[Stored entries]
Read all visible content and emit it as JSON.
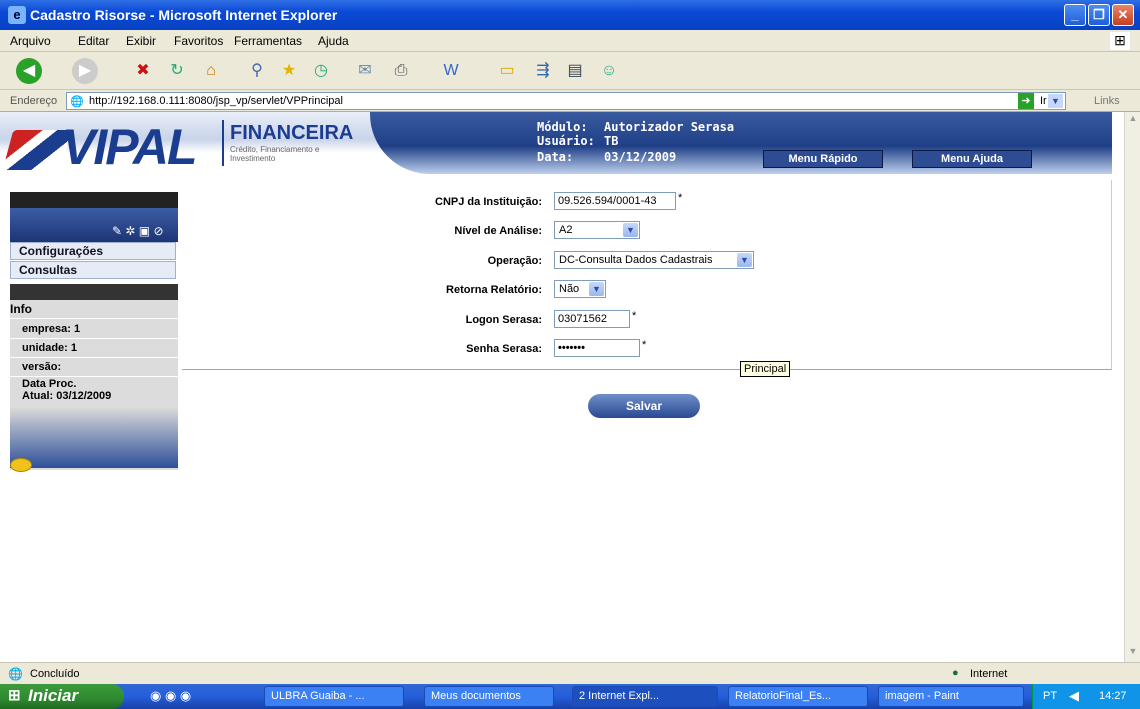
{
  "window": {
    "title": "Cadastro Risorse - Microsoft Internet Explorer"
  },
  "menu": [
    "Arquivo",
    "Editar",
    "Exibir",
    "Favoritos",
    "Ferramentas",
    "Ajuda"
  ],
  "address": {
    "label": "Endereço",
    "url": "http://192.168.0.111:8080/jsp_vp/servlet/VPPrincipal",
    "go": "Ir",
    "links": "Links"
  },
  "header": {
    "brand": "VIPAL",
    "division": "FINANCEIRA",
    "division_sub": "Crédito, Financiamento e Investimento",
    "modulo_label": "Módulo:",
    "modulo_value": "Autorizador Serasa",
    "usuario_label": "Usuário:",
    "usuario_value": "TB",
    "data_label": "Data:",
    "data_value": "03/12/2009",
    "menu_rapido": "Menu Rápido",
    "menu_ajuda": "Menu Ajuda"
  },
  "sidebar": {
    "items": [
      "Configurações",
      "Consultas"
    ],
    "info_title": "Info",
    "info": [
      "empresa: 1",
      "unidade: 1",
      "versão:",
      "Data Proc."
    ],
    "info_date": "Atual: 03/12/2009"
  },
  "form": {
    "cnpj_label": "CNPJ da Instituição:",
    "cnpj_value": "09.526.594/0001-43",
    "nivel_label": "Nível de Análise:",
    "nivel_value": "A2",
    "operacao_label": "Operação:",
    "operacao_value": "DC-Consulta Dados Cadastrais",
    "retorna_label": "Retorna Relatório:",
    "retorna_value": "Não",
    "logon_label": "Logon Serasa:",
    "logon_value": "03071562",
    "senha_label": "Senha Serasa:",
    "senha_value": "•••••••",
    "required": "*",
    "tooltip": "Principal",
    "save": "Salvar"
  },
  "status": {
    "text": "Concluído",
    "zone": "Internet"
  },
  "taskbar": {
    "start": "Iniciar",
    "tasks": [
      "ULBRA Guaiba - ...",
      "Meus documentos",
      "2 Internet Expl...",
      "RelatorioFinal_Es...",
      "imagem - Paint"
    ],
    "lang": "PT",
    "clock": "14:27"
  }
}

DIRECTIVE → Show every line above in which the word "Internet" occurs.

RESPONSE FOR THIS EXERCISE →
    "title": "Cadastro Risorse - Microsoft Internet Explorer"
    "zone": "Internet"
      "2 Internet Expl...",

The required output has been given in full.